**Required work**
Return the listing below in full, with every line exactly as it is.

--- Start ---

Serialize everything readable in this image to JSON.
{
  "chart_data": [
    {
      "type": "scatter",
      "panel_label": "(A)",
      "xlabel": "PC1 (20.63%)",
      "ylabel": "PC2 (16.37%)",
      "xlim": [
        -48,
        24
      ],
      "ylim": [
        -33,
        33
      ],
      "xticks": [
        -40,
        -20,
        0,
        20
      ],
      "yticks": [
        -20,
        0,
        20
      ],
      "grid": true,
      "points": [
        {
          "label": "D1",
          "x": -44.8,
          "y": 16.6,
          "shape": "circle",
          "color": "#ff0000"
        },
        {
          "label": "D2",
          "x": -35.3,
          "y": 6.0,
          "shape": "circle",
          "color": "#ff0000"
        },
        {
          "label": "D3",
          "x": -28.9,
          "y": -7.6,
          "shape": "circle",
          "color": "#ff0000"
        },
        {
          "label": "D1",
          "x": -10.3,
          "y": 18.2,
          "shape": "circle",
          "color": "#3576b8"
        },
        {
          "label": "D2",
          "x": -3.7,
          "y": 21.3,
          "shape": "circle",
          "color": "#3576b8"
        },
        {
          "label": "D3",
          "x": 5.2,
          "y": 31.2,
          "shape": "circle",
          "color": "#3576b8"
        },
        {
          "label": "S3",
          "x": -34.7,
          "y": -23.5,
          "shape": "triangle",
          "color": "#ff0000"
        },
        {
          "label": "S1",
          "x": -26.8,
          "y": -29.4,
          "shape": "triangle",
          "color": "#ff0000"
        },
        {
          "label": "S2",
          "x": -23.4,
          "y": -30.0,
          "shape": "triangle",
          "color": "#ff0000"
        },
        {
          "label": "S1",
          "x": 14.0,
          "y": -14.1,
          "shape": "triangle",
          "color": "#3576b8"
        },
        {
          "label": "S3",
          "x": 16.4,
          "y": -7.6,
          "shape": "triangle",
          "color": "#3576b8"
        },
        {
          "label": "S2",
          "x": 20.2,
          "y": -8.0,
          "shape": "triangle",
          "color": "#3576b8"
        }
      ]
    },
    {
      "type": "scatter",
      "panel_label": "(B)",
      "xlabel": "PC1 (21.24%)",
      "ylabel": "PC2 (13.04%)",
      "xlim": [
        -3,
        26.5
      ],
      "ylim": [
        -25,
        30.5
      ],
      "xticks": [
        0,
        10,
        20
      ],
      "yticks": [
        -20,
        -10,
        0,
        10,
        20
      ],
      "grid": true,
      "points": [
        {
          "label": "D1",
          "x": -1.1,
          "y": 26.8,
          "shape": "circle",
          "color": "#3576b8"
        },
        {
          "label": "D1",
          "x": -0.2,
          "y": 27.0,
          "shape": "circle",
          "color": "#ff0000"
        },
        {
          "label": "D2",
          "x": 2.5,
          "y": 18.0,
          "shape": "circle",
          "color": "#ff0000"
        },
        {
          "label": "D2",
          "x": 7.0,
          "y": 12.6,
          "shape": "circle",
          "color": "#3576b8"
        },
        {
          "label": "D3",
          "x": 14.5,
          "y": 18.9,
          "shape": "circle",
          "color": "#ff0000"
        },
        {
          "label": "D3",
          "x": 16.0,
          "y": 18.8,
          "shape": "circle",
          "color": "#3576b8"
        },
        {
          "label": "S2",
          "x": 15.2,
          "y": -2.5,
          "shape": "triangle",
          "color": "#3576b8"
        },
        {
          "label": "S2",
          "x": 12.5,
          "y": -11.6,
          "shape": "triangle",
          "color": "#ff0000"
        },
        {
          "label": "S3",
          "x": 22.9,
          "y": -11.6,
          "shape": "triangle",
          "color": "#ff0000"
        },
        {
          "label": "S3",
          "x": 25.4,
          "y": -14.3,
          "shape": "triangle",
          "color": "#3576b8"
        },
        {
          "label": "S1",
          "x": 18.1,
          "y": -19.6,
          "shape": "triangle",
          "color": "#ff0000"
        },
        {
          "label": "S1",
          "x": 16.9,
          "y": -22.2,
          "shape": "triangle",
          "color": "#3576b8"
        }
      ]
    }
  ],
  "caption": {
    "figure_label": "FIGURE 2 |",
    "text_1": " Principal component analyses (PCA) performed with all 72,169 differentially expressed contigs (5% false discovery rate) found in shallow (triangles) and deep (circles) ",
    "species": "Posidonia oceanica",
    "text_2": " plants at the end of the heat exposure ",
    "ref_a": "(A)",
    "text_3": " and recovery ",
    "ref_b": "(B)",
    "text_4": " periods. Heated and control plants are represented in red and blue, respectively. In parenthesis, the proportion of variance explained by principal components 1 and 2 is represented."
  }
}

--- End ---

**Reply**
Serialize everything readable in this image to JSON.
{
  "chart_data": [
    {
      "type": "scatter",
      "panel_label": "(A)",
      "xlabel": "PC1 (20.63%)",
      "ylabel": "PC2 (16.37%)",
      "xlim": [
        -48,
        24
      ],
      "ylim": [
        -33,
        33
      ],
      "xticks": [
        -40,
        -20,
        0,
        20
      ],
      "yticks": [
        -20,
        0,
        20
      ],
      "grid": true,
      "points": [
        {
          "label": "D1",
          "x": -44.8,
          "y": 16.6,
          "shape": "circle",
          "color": "#ff0000"
        },
        {
          "label": "D2",
          "x": -35.3,
          "y": 6.0,
          "shape": "circle",
          "color": "#ff0000"
        },
        {
          "label": "D3",
          "x": -28.9,
          "y": -7.6,
          "shape": "circle",
          "color": "#ff0000"
        },
        {
          "label": "D1",
          "x": -10.3,
          "y": 18.2,
          "shape": "circle",
          "color": "#3576b8"
        },
        {
          "label": "D2",
          "x": -3.7,
          "y": 21.3,
          "shape": "circle",
          "color": "#3576b8"
        },
        {
          "label": "D3",
          "x": 5.2,
          "y": 31.2,
          "shape": "circle",
          "color": "#3576b8"
        },
        {
          "label": "S3",
          "x": -34.7,
          "y": -23.5,
          "shape": "triangle",
          "color": "#ff0000"
        },
        {
          "label": "S1",
          "x": -26.8,
          "y": -29.4,
          "shape": "triangle",
          "color": "#ff0000"
        },
        {
          "label": "S2",
          "x": -23.4,
          "y": -30.0,
          "shape": "triangle",
          "color": "#ff0000"
        },
        {
          "label": "S1",
          "x": 14.0,
          "y": -14.1,
          "shape": "triangle",
          "color": "#3576b8"
        },
        {
          "label": "S3",
          "x": 16.4,
          "y": -7.6,
          "shape": "triangle",
          "color": "#3576b8"
        },
        {
          "label": "S2",
          "x": 20.2,
          "y": -8.0,
          "shape": "triangle",
          "color": "#3576b8"
        }
      ]
    },
    {
      "type": "scatter",
      "panel_label": "(B)",
      "xlabel": "PC1 (21.24%)",
      "ylabel": "PC2 (13.04%)",
      "xlim": [
        -3,
        26.5
      ],
      "ylim": [
        -25,
        30.5
      ],
      "xticks": [
        0,
        10,
        20
      ],
      "yticks": [
        -20,
        -10,
        0,
        10,
        20
      ],
      "grid": true,
      "points": [
        {
          "label": "D1",
          "x": -1.1,
          "y": 26.8,
          "shape": "circle",
          "color": "#3576b8"
        },
        {
          "label": "D1",
          "x": -0.2,
          "y": 27.0,
          "shape": "circle",
          "color": "#ff0000"
        },
        {
          "label": "D2",
          "x": 2.5,
          "y": 18.0,
          "shape": "circle",
          "color": "#ff0000"
        },
        {
          "label": "D2",
          "x": 7.0,
          "y": 12.6,
          "shape": "circle",
          "color": "#3576b8"
        },
        {
          "label": "D3",
          "x": 14.5,
          "y": 18.9,
          "shape": "circle",
          "color": "#ff0000"
        },
        {
          "label": "D3",
          "x": 16.0,
          "y": 18.8,
          "shape": "circle",
          "color": "#3576b8"
        },
        {
          "label": "S2",
          "x": 15.2,
          "y": -2.5,
          "shape": "triangle",
          "color": "#3576b8"
        },
        {
          "label": "S2",
          "x": 12.5,
          "y": -11.6,
          "shape": "triangle",
          "color": "#ff0000"
        },
        {
          "label": "S3",
          "x": 22.9,
          "y": -11.6,
          "shape": "triangle",
          "color": "#ff0000"
        },
        {
          "label": "S3",
          "x": 25.4,
          "y": -14.3,
          "shape": "triangle",
          "color": "#3576b8"
        },
        {
          "label": "S1",
          "x": 18.1,
          "y": -19.6,
          "shape": "triangle",
          "color": "#ff0000"
        },
        {
          "label": "S1",
          "x": 16.9,
          "y": -22.2,
          "shape": "triangle",
          "color": "#3576b8"
        }
      ]
    }
  ],
  "caption": {
    "figure_label": "FIGURE 2 |",
    "text_1": " Principal component analyses (PCA) performed with all 72,169 differentially expressed contigs (5% false discovery rate) found in shallow (triangles) and deep (circles) ",
    "species": "Posidonia oceanica",
    "text_2": " plants at the end of the heat exposure ",
    "ref_a": "(A)",
    "text_3": " and recovery ",
    "ref_b": "(B)",
    "text_4": " periods. Heated and control plants are represented in red and blue, respectively. In parenthesis, the proportion of variance explained by principal components 1 and 2 is represented."
  }
}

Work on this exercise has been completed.